(Dataset rows about figures)
************
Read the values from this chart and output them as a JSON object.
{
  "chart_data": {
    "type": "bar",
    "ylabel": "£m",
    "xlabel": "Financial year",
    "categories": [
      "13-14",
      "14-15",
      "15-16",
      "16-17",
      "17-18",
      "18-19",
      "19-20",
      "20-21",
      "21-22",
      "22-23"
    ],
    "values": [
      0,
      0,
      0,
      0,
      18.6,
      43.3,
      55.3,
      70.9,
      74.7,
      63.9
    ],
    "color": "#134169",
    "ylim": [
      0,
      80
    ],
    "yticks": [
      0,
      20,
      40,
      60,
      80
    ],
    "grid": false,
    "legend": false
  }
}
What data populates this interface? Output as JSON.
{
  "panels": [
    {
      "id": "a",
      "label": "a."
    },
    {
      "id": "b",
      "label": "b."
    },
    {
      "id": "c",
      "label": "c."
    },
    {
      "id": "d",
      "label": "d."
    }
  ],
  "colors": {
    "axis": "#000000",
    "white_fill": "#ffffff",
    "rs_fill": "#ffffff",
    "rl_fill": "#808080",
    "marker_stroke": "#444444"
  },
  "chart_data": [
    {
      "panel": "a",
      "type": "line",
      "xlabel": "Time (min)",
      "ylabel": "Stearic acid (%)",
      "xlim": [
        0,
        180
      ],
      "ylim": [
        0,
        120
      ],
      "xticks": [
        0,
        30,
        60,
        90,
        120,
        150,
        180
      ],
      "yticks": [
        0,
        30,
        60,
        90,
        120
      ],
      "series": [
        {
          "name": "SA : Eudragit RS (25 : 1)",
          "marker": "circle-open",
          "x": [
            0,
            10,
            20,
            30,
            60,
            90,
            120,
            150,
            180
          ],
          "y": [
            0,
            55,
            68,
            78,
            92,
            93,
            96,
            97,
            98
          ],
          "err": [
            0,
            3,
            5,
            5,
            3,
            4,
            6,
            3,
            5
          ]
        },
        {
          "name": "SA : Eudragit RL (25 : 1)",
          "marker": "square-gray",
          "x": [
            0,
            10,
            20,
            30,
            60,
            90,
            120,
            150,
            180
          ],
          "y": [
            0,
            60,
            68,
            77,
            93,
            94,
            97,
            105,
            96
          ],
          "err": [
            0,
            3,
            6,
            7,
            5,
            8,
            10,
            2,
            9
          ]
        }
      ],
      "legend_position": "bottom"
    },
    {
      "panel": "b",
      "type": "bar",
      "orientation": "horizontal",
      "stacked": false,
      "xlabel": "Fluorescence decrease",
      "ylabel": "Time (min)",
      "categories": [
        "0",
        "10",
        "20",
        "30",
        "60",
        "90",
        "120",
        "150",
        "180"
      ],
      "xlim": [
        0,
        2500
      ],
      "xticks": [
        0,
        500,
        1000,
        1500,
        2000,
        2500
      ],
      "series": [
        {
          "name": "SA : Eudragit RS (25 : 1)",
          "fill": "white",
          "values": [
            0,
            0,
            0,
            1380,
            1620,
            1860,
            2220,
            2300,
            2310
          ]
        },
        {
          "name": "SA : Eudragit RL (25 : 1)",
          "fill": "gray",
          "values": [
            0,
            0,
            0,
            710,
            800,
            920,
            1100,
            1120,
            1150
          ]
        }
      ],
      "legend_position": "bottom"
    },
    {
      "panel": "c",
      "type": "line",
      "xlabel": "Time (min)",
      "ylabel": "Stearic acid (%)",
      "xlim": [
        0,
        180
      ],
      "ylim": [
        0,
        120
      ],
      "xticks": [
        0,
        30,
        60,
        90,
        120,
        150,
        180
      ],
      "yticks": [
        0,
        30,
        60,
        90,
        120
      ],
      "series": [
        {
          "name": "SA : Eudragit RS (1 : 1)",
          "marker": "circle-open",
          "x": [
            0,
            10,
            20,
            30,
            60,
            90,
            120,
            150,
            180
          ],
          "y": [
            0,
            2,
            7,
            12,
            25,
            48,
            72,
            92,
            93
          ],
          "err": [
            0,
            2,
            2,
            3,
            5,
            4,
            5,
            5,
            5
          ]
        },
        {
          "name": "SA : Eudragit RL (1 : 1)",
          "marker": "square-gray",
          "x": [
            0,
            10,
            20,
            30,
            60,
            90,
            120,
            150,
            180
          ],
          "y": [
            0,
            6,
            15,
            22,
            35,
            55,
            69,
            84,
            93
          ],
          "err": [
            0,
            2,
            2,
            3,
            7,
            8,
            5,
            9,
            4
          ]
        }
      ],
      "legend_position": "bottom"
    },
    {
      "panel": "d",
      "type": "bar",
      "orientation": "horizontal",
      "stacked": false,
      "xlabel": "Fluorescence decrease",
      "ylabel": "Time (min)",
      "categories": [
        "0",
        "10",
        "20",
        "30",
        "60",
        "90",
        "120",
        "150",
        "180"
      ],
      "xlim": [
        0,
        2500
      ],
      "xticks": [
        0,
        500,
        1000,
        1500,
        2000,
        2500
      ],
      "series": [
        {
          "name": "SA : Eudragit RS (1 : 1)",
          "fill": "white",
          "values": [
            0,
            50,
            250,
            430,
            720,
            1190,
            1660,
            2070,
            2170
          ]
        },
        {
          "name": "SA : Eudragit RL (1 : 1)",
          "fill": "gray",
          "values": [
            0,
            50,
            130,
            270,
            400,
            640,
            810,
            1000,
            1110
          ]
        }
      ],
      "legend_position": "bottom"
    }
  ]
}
************
Restate each entry exactly, skipping none.

Read the values from this chart and output them as a JSON object.
{
  "chart_data": {
    "type": "bar",
    "ylabel": "£m",
    "xlabel": "Financial year",
    "categories": [
      "13-14",
      "14-15",
      "15-16",
      "16-17",
      "17-18",
      "18-19",
      "19-20",
      "20-21",
      "21-22",
      "22-23"
    ],
    "values": [
      0,
      0,
      0,
      0,
      18.6,
      43.3,
      55.3,
      70.9,
      74.7,
      63.9
    ],
    "color": "#134169",
    "ylim": [
      0,
      80
    ],
    "yticks": [
      0,
      20,
      40,
      60,
      80
    ],
    "grid": false,
    "legend": false
  }
}
What data populates this interface? Output as JSON.
{
  "panels": [
    {
      "id": "a",
      "label": "a."
    },
    {
      "id": "b",
      "label": "b."
    },
    {
      "id": "c",
      "label": "c."
    },
    {
      "id": "d",
      "label": "d."
    }
  ],
  "colors": {
    "axis": "#000000",
    "white_fill": "#ffffff",
    "rs_fill": "#ffffff",
    "rl_fill": "#808080",
    "marker_stroke": "#444444"
  },
  "chart_data": [
    {
      "panel": "a",
      "type": "line",
      "xlabel": "Time (min)",
      "ylabel": "Stearic acid (%)",
      "xlim": [
        0,
        180
      ],
      "ylim": [
        0,
        120
      ],
      "xticks": [
        0,
        30,
        60,
        90,
        120,
        150,
        180
      ],
      "yticks": [
        0,
        30,
        60,
        90,
        120
      ],
      "series": [
        {
          "name": "SA : Eudragit RS (25 : 1)",
          "marker": "circle-open",
          "x": [
            0,
            10,
            20,
            30,
            60,
            90,
            120,
            150,
            180
          ],
          "y": [
            0,
            55,
            68,
            78,
            92,
            93,
            96,
            97,
            98
          ],
          "err": [
            0,
            3,
            5,
            5,
            3,
            4,
            6,
            3,
            5
          ]
        },
        {
          "name": "SA : Eudragit RL (25 : 1)",
          "marker": "square-gray",
          "x": [
            0,
            10,
            20,
            30,
            60,
            90,
            120,
            150,
            180
          ],
          "y": [
            0,
            60,
            68,
            77,
            93,
            94,
            97,
            105,
            96
          ],
          "err": [
            0,
            3,
            6,
            7,
            5,
            8,
            10,
            2,
            9
          ]
        }
      ],
      "legend_position": "bottom"
    },
    {
      "panel": "b",
      "type": "bar",
      "orientation": "horizontal",
      "stacked": false,
      "xlabel": "Fluorescence decrease",
      "ylabel": "Time (min)",
      "categories": [
        "0",
        "10",
        "20",
        "30",
        "60",
        "90",
        "120",
        "150",
        "180"
      ],
      "xlim": [
        0,
        2500
      ],
      "xticks": [
        0,
        500,
        1000,
        1500,
        2000,
        2500
      ],
      "series": [
        {
          "name": "SA : Eudragit RS (25 : 1)",
          "fill": "white",
          "values": [
            0,
            0,
            0,
            1380,
            1620,
            1860,
            2220,
            2300,
            2310
          ]
        },
        {
          "name": "SA : Eudragit RL (25 : 1)",
          "fill": "gray",
          "values": [
            0,
            0,
            0,
            710,
            800,
            920,
            1100,
            1120,
            1150
          ]
        }
      ],
      "legend_position": "bottom"
    },
    {
      "panel": "c",
      "type": "line",
      "xlabel": "Time (min)",
      "ylabel": "Stearic acid (%)",
      "xlim": [
        0,
        180
      ],
      "ylim": [
        0,
        120
      ],
      "xticks": [
        0,
        30,
        60,
        90,
        120,
        150,
        180
      ],
      "yticks": [
        0,
        30,
        60,
        90,
        120
      ],
      "series": [
        {
          "name": "SA : Eudragit RS (1 : 1)",
          "marker": "circle-open",
          "x": [
            0,
            10,
            20,
            30,
            60,
            90,
            120,
            150,
            180
          ],
          "y": [
            0,
            2,
            7,
            12,
            25,
            48,
            72,
            92,
            93
          ],
          "err": [
            0,
            2,
            2,
            3,
            5,
            4,
            5,
            5,
            5
          ]
        },
        {
          "name": "SA : Eudragit RL (1 : 1)",
          "marker": "square-gray",
          "x": [
            0,
            10,
            20,
            30,
            60,
            90,
            120,
            150,
            180
          ],
          "y": [
            0,
            6,
            15,
            22,
            35,
            55,
            69,
            84,
            93
          ],
          "err": [
            0,
            2,
            2,
            3,
            7,
            8,
            5,
            9,
            4
          ]
        }
      ],
      "legend_position": "bottom"
    },
    {
      "panel": "d",
      "type": "bar",
      "orientation": "horizontal",
      "stacked": false,
      "xlabel": "Fluorescence decrease",
      "ylabel": "Time (min)",
      "categories": [
        "0",
        "10",
        "20",
        "30",
        "60",
        "90",
        "120",
        "150",
        "180"
      ],
      "xlim": [
        0,
        2500
      ],
      "xticks": [
        0,
        500,
        1000,
        1500,
        2000,
        2500
      ],
      "series": [
        {
          "name": "SA : Eudragit RS (1 : 1)",
          "fill": "white",
          "values": [
            0,
            50,
            250,
            430,
            720,
            1190,
            1660,
            2070,
            2170
          ]
        },
        {
          "name": "SA : Eudragit RL (1 : 1)",
          "fill": "gray",
          "values": [
            0,
            50,
            130,
            270,
            400,
            640,
            810,
            1000,
            1110
          ]
        }
      ],
      "legend_position": "bottom"
    }
  ]
}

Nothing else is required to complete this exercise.